To do =
Restate all of the entries exactly, dropping any pictures they hold.

Dataset records =
▼▼▼

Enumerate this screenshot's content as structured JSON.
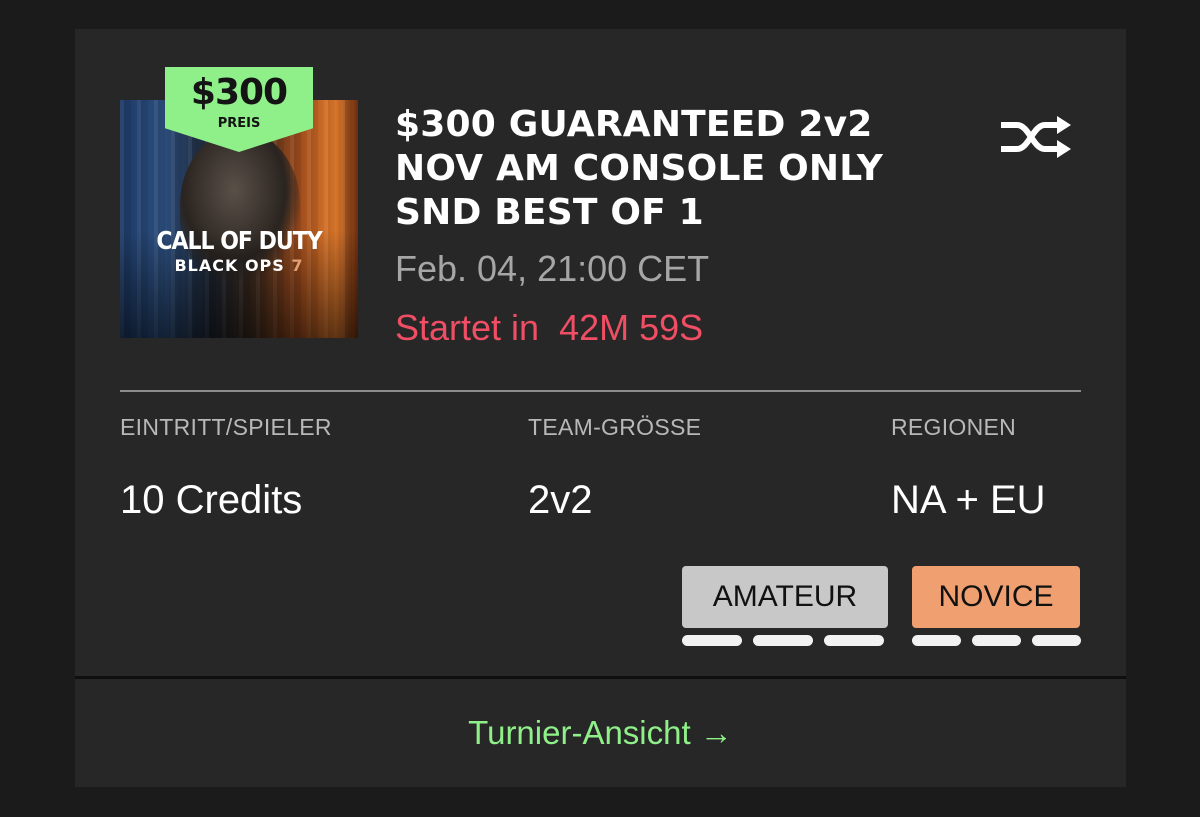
{
  "tournament": {
    "prize_amount": "$300",
    "prize_label": "PREIS",
    "game_logo_line1": "CALL OF DUTY",
    "game_logo_line2": "BLACK OPS",
    "game_logo_number": "7",
    "title": "$300 GUARANTEED 2v2 NOV AM CONSOLE ONLY SND BEST OF 1",
    "date": "Feb. 04, 21:00 CET",
    "countdown_prefix": "Startet in",
    "countdown_value": "42M 59S"
  },
  "stats": {
    "entry_label": "EINTRITT/SPIELER",
    "entry_value": "10 Credits",
    "team_label": "TEAM-GRÖSSE",
    "team_value": "2v2",
    "regions_label": "REGIONEN",
    "regions_value": "NA + EU"
  },
  "skill_badges": [
    {
      "label": "AMATEUR",
      "color": "#c8c8c8"
    },
    {
      "label": "NOVICE",
      "color": "#f0a070"
    }
  ],
  "footer": {
    "link_label": "Turnier-Ansicht",
    "link_icon": "arrow-right-icon"
  },
  "colors": {
    "accent_green": "#8ff08a",
    "countdown_red": "#f04e64",
    "card_bg": "#272727",
    "page_bg": "#1b1b1b"
  },
  "icons": {
    "mode": "shuffle-icon"
  }
}
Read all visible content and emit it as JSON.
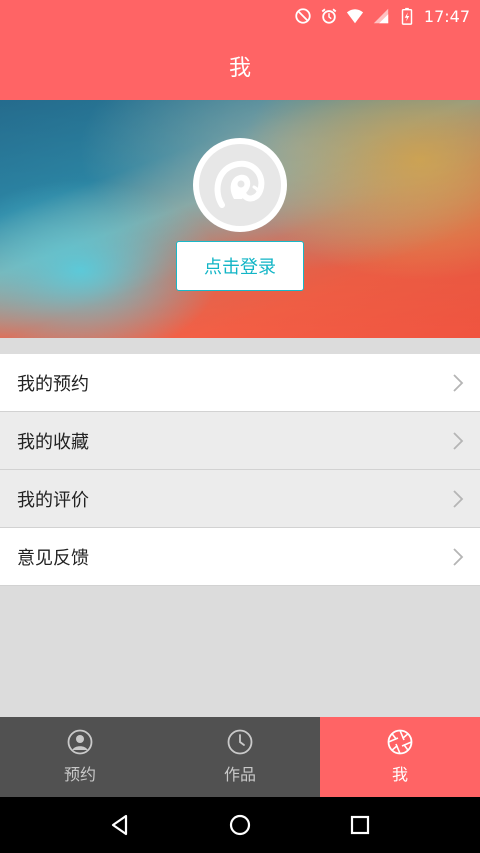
{
  "status_bar": {
    "time": "17:47",
    "icons": [
      "block-icon",
      "alarm-icon",
      "wifi-icon",
      "signal-icon",
      "battery-icon"
    ]
  },
  "header": {
    "title": "我"
  },
  "profile": {
    "login_label": "点击登录",
    "avatar_icon": "logo-placeholder-icon"
  },
  "menu": {
    "items": [
      {
        "label": "我的预约"
      },
      {
        "label": "我的收藏"
      },
      {
        "label": "我的评价"
      },
      {
        "label": "意见反馈"
      }
    ]
  },
  "tabs": [
    {
      "label": "预约",
      "icon": "user-circle-icon",
      "active": false
    },
    {
      "label": "作品",
      "icon": "clock-icon",
      "active": false
    },
    {
      "label": "我",
      "icon": "aperture-icon",
      "active": true
    }
  ],
  "navigation": {
    "buttons": [
      "back-icon",
      "home-icon",
      "recents-icon"
    ]
  },
  "colors": {
    "accent": "#ff6465",
    "login_text": "#12b5c6",
    "tab_bg": "#515151"
  }
}
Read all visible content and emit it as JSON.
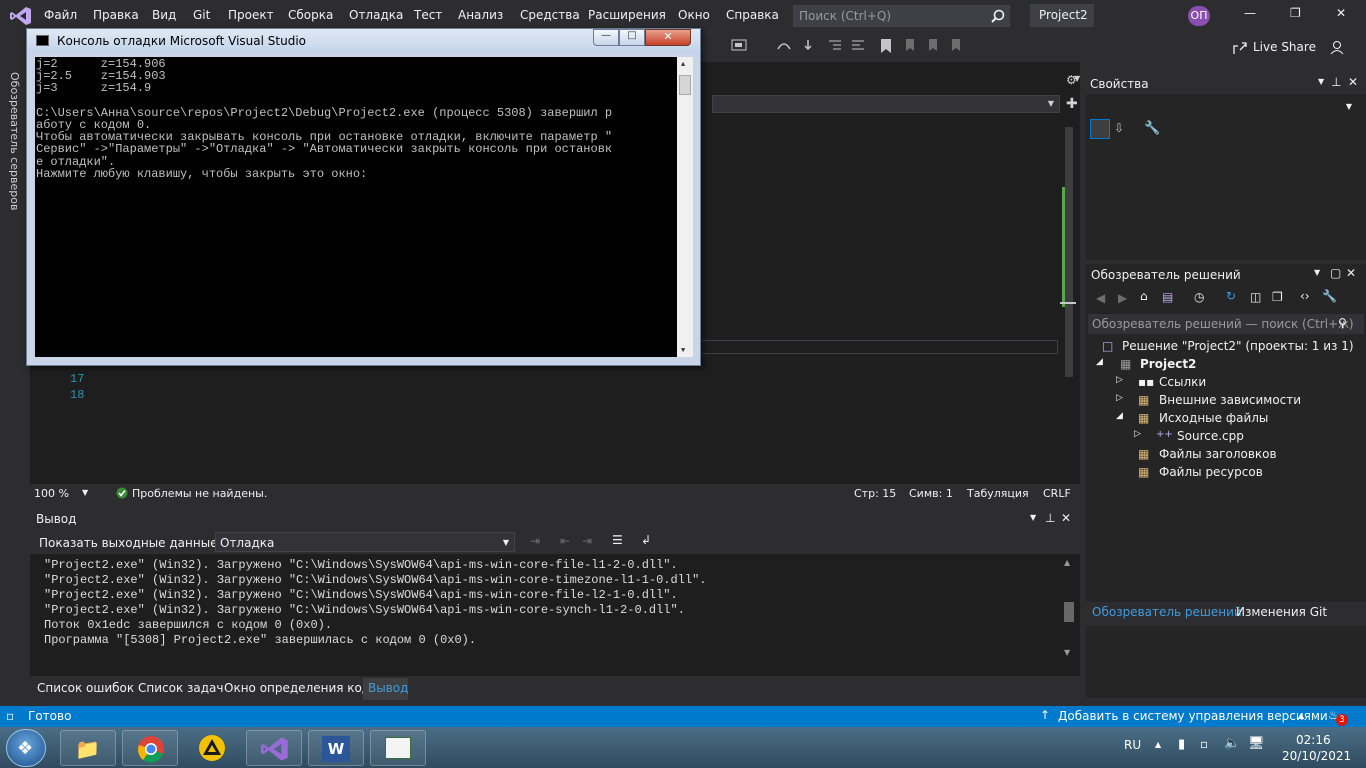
{
  "menu": {
    "items": [
      "Файл",
      "Правка",
      "Вид",
      "Git",
      "Проект",
      "Сборка",
      "Отладка",
      "Тест",
      "Анализ",
      "Средства",
      "Расширения",
      "Окно",
      "Справка"
    ],
    "search_placeholder": "Поиск (Ctrl+Q)",
    "solution_name": "Project2",
    "user_initials": "ОП"
  },
  "toolbar": {
    "live_share": "Live Share"
  },
  "side": {
    "server_explorer": "Обозреватель серверов"
  },
  "console": {
    "title": "Консоль отладки Microsoft Visual Studio",
    "lines": [
      "j=2      z=154.906",
      "j=2.5    z=154.903",
      "j=3      z=154.9",
      "",
      "C:\\Users\\Анна\\source\\repos\\Project2\\Debug\\Project2.exe (процесс 5308) завершил р",
      "аботу с кодом 0.",
      "Чтобы автоматически закрывать консоль при остановке отладки, включите параметр \"",
      "Сервис\" ->\"Параметры\" ->\"Отладка\" -> \"Автоматически закрыть консоль при остановк",
      "е отладки\".",
      "Нажмите любую клавишу, чтобы закрыть это окно:"
    ]
  },
  "editor": {
    "line_numbers": [
      "17",
      "18"
    ],
    "zoom": "100 %",
    "status": "Проблемы не найдены.",
    "line": "Стр: 15",
    "col": "Симв: 1",
    "tabs": "Табуляция",
    "eol": "CRLF"
  },
  "properties": {
    "title": "Свойства"
  },
  "solution_explorer": {
    "title": "Обозреватель решений",
    "search_placeholder": "Обозреватель решений — поиск (Ctrl+ж)",
    "solution": "Решение \"Project2\" (проекты: 1 из 1)",
    "project": "Project2",
    "items": [
      "Ссылки",
      "Внешние зависимости",
      "Исходные файлы",
      "Source.cpp",
      "Файлы заголовков",
      "Файлы ресурсов"
    ],
    "tab_active": "Обозреватель решений",
    "tab_other": "Изменения Git"
  },
  "output": {
    "title": "Вывод",
    "show_from_label": "Показать выходные данные из:",
    "source": "Отладка",
    "lines": [
      "\"Project2.exe\" (Win32). Загружено \"C:\\Windows\\SysWOW64\\api-ms-win-core-file-l1-2-0.dll\".",
      "\"Project2.exe\" (Win32). Загружено \"C:\\Windows\\SysWOW64\\api-ms-win-core-timezone-l1-1-0.dll\".",
      "\"Project2.exe\" (Win32). Загружено \"C:\\Windows\\SysWOW64\\api-ms-win-core-file-l2-1-0.dll\".",
      "\"Project2.exe\" (Win32). Загружено \"C:\\Windows\\SysWOW64\\api-ms-win-core-synch-l1-2-0.dll\".",
      "Поток 0x1edc завершился с кодом 0 (0x0).",
      "Программа \"[5308] Project2.exe\" завершилась с кодом 0 (0x0)."
    ]
  },
  "bottom_tabs": [
    "Список ошибок",
    "Список задач",
    "Окно определения кода",
    "Вывод"
  ],
  "statusbar": {
    "ready": "Готово",
    "source_control": "Добавить в систему управления версиями",
    "notifications": "3"
  },
  "taskbar": {
    "lang": "RU",
    "time": "02:16",
    "date": "20/10/2021"
  },
  "colors": {
    "accent": "#007acc",
    "bg": "#2d2d30",
    "editor": "#1e1e1e"
  }
}
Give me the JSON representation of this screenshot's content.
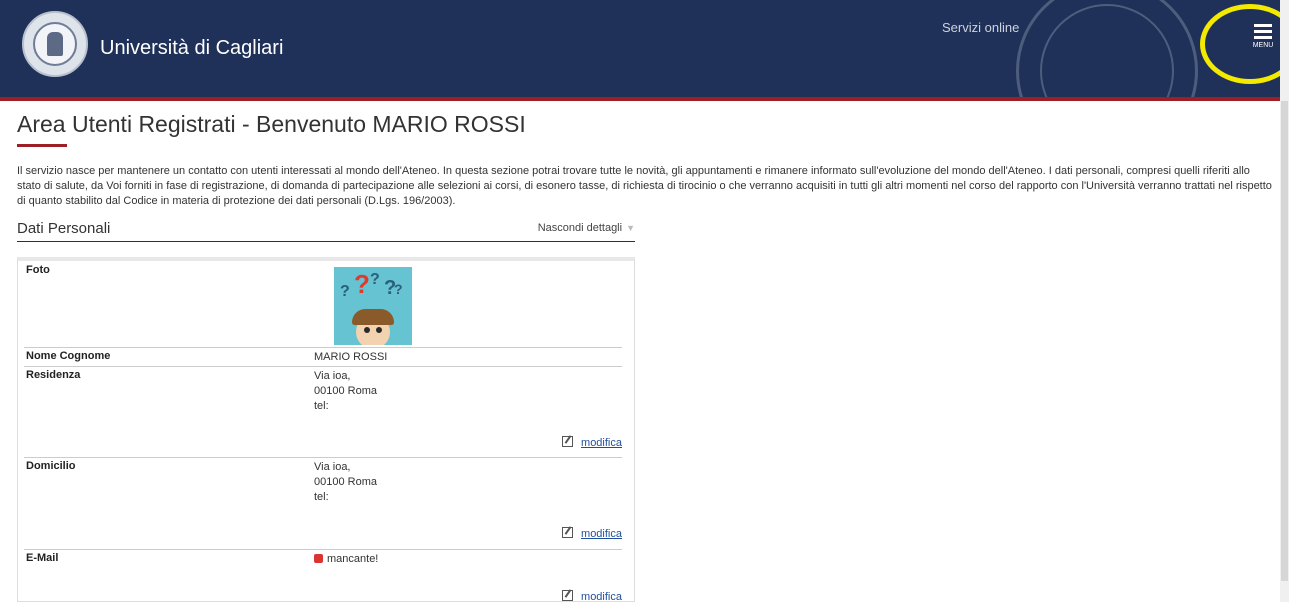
{
  "header": {
    "brand": "Università di Cagliari",
    "servizi_label": "Servizi online",
    "menu_label": "MENU",
    "colors": {
      "bar": "#1f3158",
      "accent": "#9c1f26",
      "highlight": "#f3ea00"
    },
    "logo_icon": "university-seal-icon",
    "menu_icon": "hamburger-icon"
  },
  "page": {
    "title": "Area Utenti Registrati - Benvenuto MARIO ROSSI",
    "intro": "Il servizio nasce per mantenere un contatto con utenti interessati al mondo dell'Ateneo. In questa sezione potrai trovare tutte le novità, gli appuntamenti e rimanere informato sull'evoluzione del mondo dell'Ateneo. I dati personali, compresi quelli riferiti allo stato di salute, da Voi forniti in fase di registrazione, di domanda di partecipazione alle selezioni ai corsi, di esonero tasse, di richiesta di tirocinio o che verranno acquisiti in tutti gli altri momenti nel corso del rapporto con l'Università verranno trattati nel rispetto di quanto stabilito dal Codice in materia di protezione dei dati personali (D.Lgs. 196/2003)."
  },
  "section": {
    "title": "Dati Personali",
    "toggle_label": "Nascondi dettagli",
    "rows": {
      "foto": {
        "label": "Foto"
      },
      "nome": {
        "label": "Nome Cognome",
        "value": "MARIO ROSSI"
      },
      "residenza": {
        "label": "Residenza",
        "line1": "Via ioa,",
        "line2": "00100 Roma",
        "line3": "tel:",
        "edit": "modifica"
      },
      "domicilio": {
        "label": "Domicilio",
        "line1": "Via ioa,",
        "line2": "00100 Roma",
        "line3": "tel:",
        "edit": "modifica"
      },
      "email": {
        "label": "E-Mail",
        "value": "mancante!",
        "edit": "modifica"
      }
    }
  }
}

▲▲▲

Exercise response =
Enumerate this screenshot's content as structured JSON.
{
  "tournament": {
    "prize_amount": "$300",
    "prize_label": "PREIS",
    "game_logo_line1": "CALL OF DUTY",
    "game_logo_line2": "BLACK OPS",
    "game_logo_number": "7",
    "title": "$300 GUARANTEED 2v2 NOV AM CONSOLE ONLY SND BEST OF 1",
    "date": "Feb. 04, 21:00 CET",
    "countdown_prefix": "Startet in",
    "countdown_value": "42M 59S"
  },
  "stats": {
    "entry_label": "EINTRITT/SPIELER",
    "entry_value": "10 Credits",
    "team_label": "TEAM-GRÖSSE",
    "team_value": "2v2",
    "regions_label": "REGIONEN",
    "regions_value": "NA + EU"
  },
  "skill_badges": [
    {
      "label": "AMATEUR",
      "color": "#c8c8c8"
    },
    {
      "label": "NOVICE",
      "color": "#f0a070"
    }
  ],
  "footer": {
    "link_label": "Turnier-Ansicht",
    "link_icon": "arrow-right-icon"
  },
  "colors": {
    "accent_green": "#8ff08a",
    "countdown_red": "#f04e64",
    "card_bg": "#272727",
    "page_bg": "#1b1b1b"
  },
  "icons": {
    "mode": "shuffle-icon"
  }
}
Read all visible content and emit it as JSON.
{
  "status_bar": {
    "time": "17:47",
    "icons": [
      "block-icon",
      "alarm-icon",
      "wifi-icon",
      "signal-icon",
      "battery-icon"
    ]
  },
  "header": {
    "title": "我"
  },
  "profile": {
    "login_label": "点击登录",
    "avatar_icon": "logo-placeholder-icon"
  },
  "menu": {
    "items": [
      {
        "label": "我的预约"
      },
      {
        "label": "我的收藏"
      },
      {
        "label": "我的评价"
      },
      {
        "label": "意见反馈"
      }
    ]
  },
  "tabs": [
    {
      "label": "预约",
      "icon": "user-circle-icon",
      "active": false
    },
    {
      "label": "作品",
      "icon": "clock-icon",
      "active": false
    },
    {
      "label": "我",
      "icon": "aperture-icon",
      "active": true
    }
  ],
  "navigation": {
    "buttons": [
      "back-icon",
      "home-icon",
      "recents-icon"
    ]
  },
  "colors": {
    "accent": "#ff6465",
    "login_text": "#12b5c6",
    "tab_bg": "#515151"
  }
}
Read all visible content and emit it as JSON.
{
  "menu": {
    "items": [
      "Файл",
      "Правка",
      "Вид",
      "Git",
      "Проект",
      "Сборка",
      "Отладка",
      "Тест",
      "Анализ",
      "Средства",
      "Расширения",
      "Окно",
      "Справка"
    ],
    "search_placeholder": "Поиск (Ctrl+Q)",
    "solution_name": "Project2",
    "user_initials": "ОП"
  },
  "toolbar": {
    "live_share": "Live Share"
  },
  "side": {
    "server_explorer": "Обозреватель серверов"
  },
  "console": {
    "title": "Консоль отладки Microsoft Visual Studio",
    "lines": [
      "j=2      z=154.906",
      "j=2.5    z=154.903",
      "j=3      z=154.9",
      "",
      "C:\\Users\\Анна\\source\\repos\\Project2\\Debug\\Project2.exe (процесс 5308) завершил р",
      "аботу с кодом 0.",
      "Чтобы автоматически закрывать консоль при остановке отладки, включите параметр \"",
      "Сервис\" ->\"Параметры\" ->\"Отладка\" -> \"Автоматически закрыть консоль при остановк",
      "е отладки\".",
      "Нажмите любую клавишу, чтобы закрыть это окно:"
    ]
  },
  "editor": {
    "line_numbers": [
      "17",
      "18"
    ],
    "zoom": "100 %",
    "status": "Проблемы не найдены.",
    "line": "Стр: 15",
    "col": "Симв: 1",
    "tabs": "Табуляция",
    "eol": "CRLF"
  },
  "properties": {
    "title": "Свойства"
  },
  "solution_explorer": {
    "title": "Обозреватель решений",
    "search_placeholder": "Обозреватель решений — поиск (Ctrl+ж)",
    "solution": "Решение \"Project2\" (проекты: 1 из 1)",
    "project": "Project2",
    "items": [
      "Ссылки",
      "Внешние зависимости",
      "Исходные файлы",
      "Source.cpp",
      "Файлы заголовков",
      "Файлы ресурсов"
    ],
    "tab_active": "Обозреватель решений",
    "tab_other": "Изменения Git"
  },
  "output": {
    "title": "Вывод",
    "show_from_label": "Показать выходные данные из:",
    "source": "Отладка",
    "lines": [
      "\"Project2.exe\" (Win32). Загружено \"C:\\Windows\\SysWOW64\\api-ms-win-core-file-l1-2-0.dll\".",
      "\"Project2.exe\" (Win32). Загружено \"C:\\Windows\\SysWOW64\\api-ms-win-core-timezone-l1-1-0.dll\".",
      "\"Project2.exe\" (Win32). Загружено \"C:\\Windows\\SysWOW64\\api-ms-win-core-file-l2-1-0.dll\".",
      "\"Project2.exe\" (Win32). Загружено \"C:\\Windows\\SysWOW64\\api-ms-win-core-synch-l1-2-0.dll\".",
      "Поток 0x1edc завершился с кодом 0 (0x0).",
      "Программа \"[5308] Project2.exe\" завершилась с кодом 0 (0x0)."
    ]
  },
  "bottom_tabs": [
    "Список ошибок",
    "Список задач",
    "Окно определения кода",
    "Вывод"
  ],
  "statusbar": {
    "ready": "Готово",
    "source_control": "Добавить в систему управления версиями",
    "notifications": "3"
  },
  "taskbar": {
    "lang": "RU",
    "time": "02:16",
    "date": "20/10/2021"
  },
  "colors": {
    "accent": "#007acc",
    "bg": "#2d2d30",
    "editor": "#1e1e1e"
  }
}
Give me the JSON representation of this screenshot's content.
{
  "header": {
    "brand": "Università di Cagliari",
    "servizi_label": "Servizi online",
    "menu_label": "MENU",
    "colors": {
      "bar": "#1f3158",
      "accent": "#9c1f26",
      "highlight": "#f3ea00"
    },
    "logo_icon": "university-seal-icon",
    "menu_icon": "hamburger-icon"
  },
  "page": {
    "title": "Area Utenti Registrati - Benvenuto MARIO ROSSI",
    "intro": "Il servizio nasce per mantenere un contatto con utenti interessati al mondo dell'Ateneo. In questa sezione potrai trovare tutte le novità, gli appuntamenti e rimanere informato sull'evoluzione del mondo dell'Ateneo. I dati personali, compresi quelli riferiti allo stato di salute, da Voi forniti in fase di registrazione, di domanda di partecipazione alle selezioni ai corsi, di esonero tasse, di richiesta di tirocinio o che verranno acquisiti in tutti gli altri momenti nel corso del rapporto con l'Università verranno trattati nel rispetto di quanto stabilito dal Codice in materia di protezione dei dati personali (D.Lgs. 196/2003)."
  },
  "section": {
    "title": "Dati Personali",
    "toggle_label": "Nascondi dettagli",
    "rows": {
      "foto": {
        "label": "Foto"
      },
      "nome": {
        "label": "Nome Cognome",
        "value": "MARIO ROSSI"
      },
      "residenza": {
        "label": "Residenza",
        "line1": "Via ioa,",
        "line2": "00100 Roma",
        "line3": "tel:",
        "edit": "modifica"
      },
      "domicilio": {
        "label": "Domicilio",
        "line1": "Via ioa,",
        "line2": "00100 Roma",
        "line3": "tel:",
        "edit": "modifica"
      },
      "email": {
        "label": "E-Mail",
        "value": "mancante!",
        "edit": "modifica"
      }
    }
  }
}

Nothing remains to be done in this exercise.